[Begin Selection]
Live album by When the Cat's Away
- Released: June 1987
- Recorded: May 1987
- Venue: His Majesty's Theatre, Auckland, New Zealand
- Label: CBS
- Producer: Doug Rogers, Rhys Moody

When the Cat's Away chronology
|  | When the Cat's Away (1987) | Live in Paradise (2001) |

= When the Cat's Away (album) =

When the Cat's Away is the first live album from New Zealand female vocal group When the Cat's Away.

== Background and release ==
When the Cat's Away was formed by four female singers at the 1985 New Zealand Music Awards. The group began performing in September 1986 and signed with CBS Records. In May 1987, the group began a 30-date tour across New Zealand. A performance at His Majesty's Theatre in Auckland was recorded and the album was released in June 1987.
[End Selection]
[Begin Excerpted records]
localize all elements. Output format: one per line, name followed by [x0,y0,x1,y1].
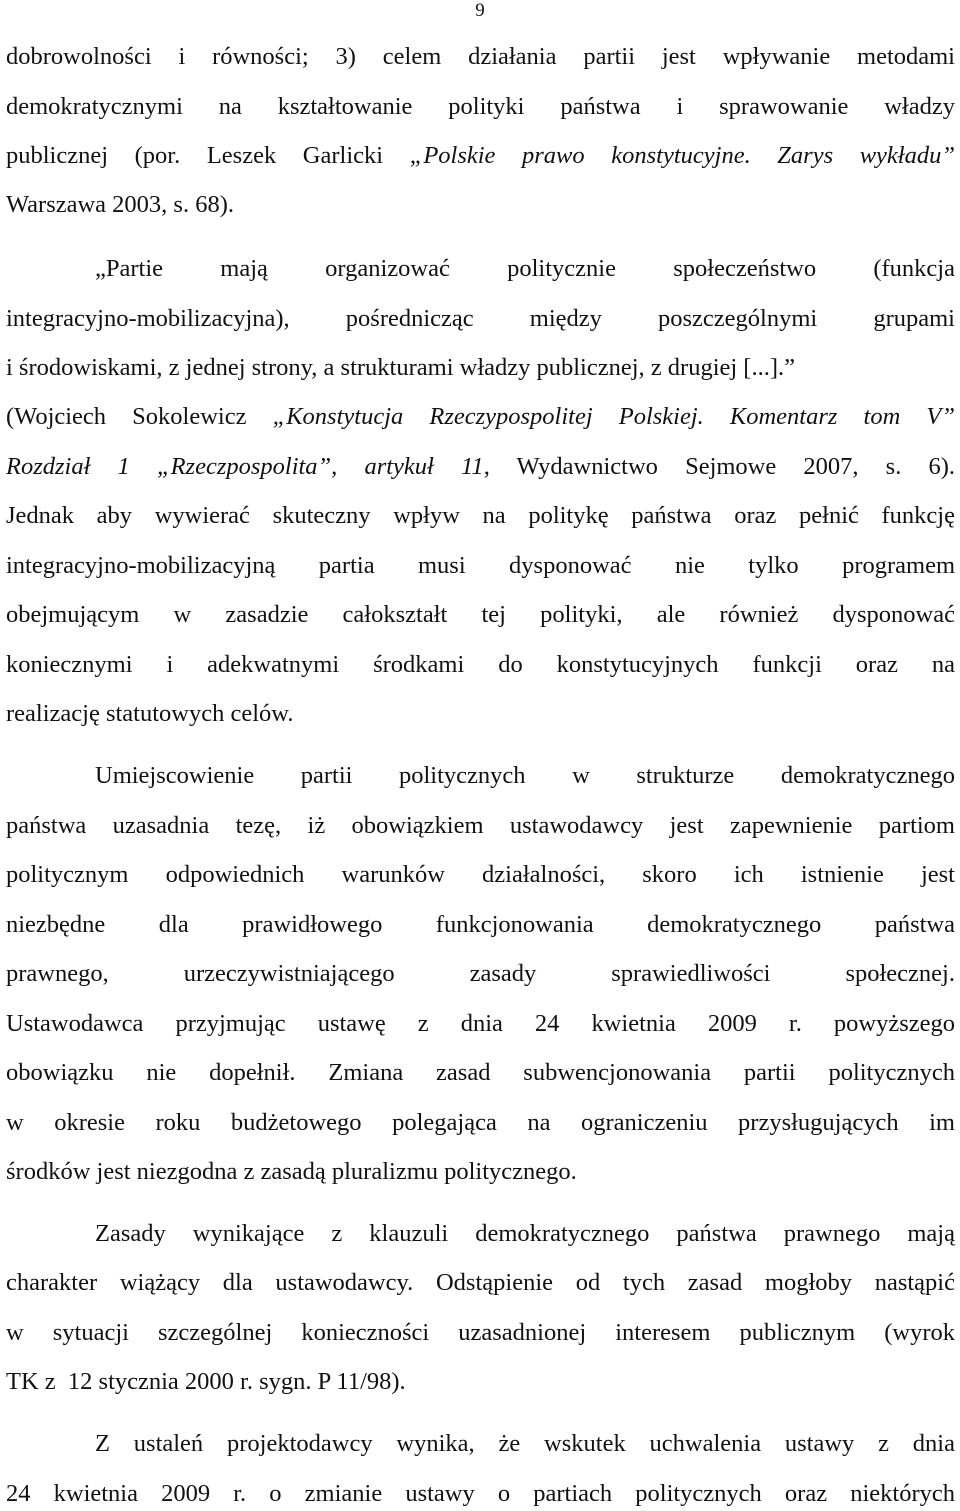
text-line [6,650,955,680]
text-span: 24 kwietnia 2009 r. o zmianie ustawy o partiach politycznych oraz niektórych [6,1480,955,1507]
text-line [6,1318,955,1348]
text-span: dobrowolności i równości; 3) celem działania partii jest wpływanie metodami [6,43,955,70]
text-span: (Wojciech Sokolewicz [6,403,273,430]
text-line [95,254,955,284]
text-span: państwa uzasadnia tezę, iż obowiązkiem ustawodawcy jest zapewnienie partiom [6,812,955,839]
text-line [6,910,955,940]
text-span: Ustawodawca przyjmując ustawę z dnia 24 kwietnia 2009 r. powyższego [6,1010,955,1037]
text-span: niezbędne dla prawidłowego funkcjonowania demokratycznego państwa [6,911,955,938]
text-line [95,1429,955,1459]
text-span: i środowiskami, z jednej strony, a strukturami władzy publicznej, z drugiej [...].” [6,354,796,381]
text-line [6,353,955,383]
text-line [6,1367,955,1397]
text-line [6,1157,955,1187]
text-line [6,551,955,581]
text-span: demokratycznymi na kształtowanie polityki państwa i sprawowanie władzy [6,93,955,120]
text-span: Warszawa 2003, s. 68). [6,191,234,218]
text-span: Umiejscowienie partii politycznych w strukturze demokratycznego [95,762,955,789]
text-span: w sytuacji szczególnej konieczności uzasadnionej interesem publicznym (wyrok [6,1319,955,1346]
text-span: obowiązku nie dopełnił. Zmiana zasad subwencjonowania partii politycznych [6,1059,955,1086]
text-span: prawnego, urzeczywistniającego zasady sprawiedliwości społecznej. [6,960,955,987]
text-span: obejmującym w zasadzie całokształt tej polityki, ale również dysponować [6,601,955,628]
text-span: publicznej (por. Leszek Garlicki [6,142,410,169]
text-span: Jednak aby wywierać skuteczny wpływ na politykę państwa oraz pełnić funkcję [6,502,955,529]
italic-text: Rozdział 1 „Rzeczpospolita”, artykuł 11 [6,453,484,480]
text-line [6,1009,955,1039]
text-span: , Wydawnictwo Sejmowe 2007, s. 6). [483,453,955,480]
text-line [6,699,955,729]
text-line [6,1108,955,1138]
text-line [6,304,955,334]
text-span: Z ustaleń projektodawcy wynika, że wskutek uchwalenia ustawy z dnia [95,1430,955,1457]
text-line [6,92,955,122]
text-span: koniecznymi i adekwatnymi środkami do konstytucyjnych funkcji oraz na [6,651,955,678]
text-line [6,452,955,482]
text-line [6,1058,955,1088]
page-number: 9 [475,0,485,21]
text-line [6,190,955,220]
text-span: realizację statutowych celów. [6,700,294,727]
text-span: integracyjno-mobilizacyjna), pośrednicząc między poszczególnymi grupami [6,305,955,332]
text-line [6,959,955,989]
text-span: charakter wiążący dla ustawodawcy. Odstąpienie od tych zasad mogłoby nastąpić [6,1269,955,1296]
text-span: politycznym odpowiednich warunków działalności, skoro ich istnienie jest [6,861,955,888]
text-line [95,1219,955,1249]
italic-text: „Konstytucja Rzeczypospolitej Polskiej. Komentarz tom V” [272,403,955,430]
text-line [6,811,955,841]
text-line [6,402,955,432]
text-line [6,141,955,171]
italic-text: „Polskie prawo konstytucyjne. Zarys wykładu” [409,142,955,169]
text-line [6,1479,955,1509]
text-span: „Partie mają organizować politycznie społeczeństwo (funkcja [95,255,955,282]
text-line [6,42,955,72]
text-line [6,600,955,630]
text-line [95,761,955,791]
text-span: w okresie roku budżetowego polegająca na ograniczeniu przysługujących im [6,1109,955,1136]
text-line [6,1268,955,1298]
text-line [6,860,955,890]
text-span: integracyjno-mobilizacyjną partia musi dysponować nie tylko programem [6,552,955,579]
text-span: środków jest niezgodna z zasadą pluralizmu politycznego. [6,1158,577,1185]
text-span: TK z 12 stycznia 2000 r. sygn. P 11/98). [6,1368,406,1395]
text-span: Zasady wynikające z klauzuli demokratycznego państwa prawnego mają [95,1220,955,1247]
text-line [6,501,955,531]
[End Excerpted records]
◆ Task to carry out:
Answer these questions using the text about the When the Cat's Away live album:
1. At which venue, and in which city, was the performance recorded?
2. At what event was the group formed?
3. How many dates were on the tour the group began in May 1987?

◆ Answer for this exercise:
1. His Majesty's Theatre, Auckland
2. The 1985 New Zealand Music Awards
3. 30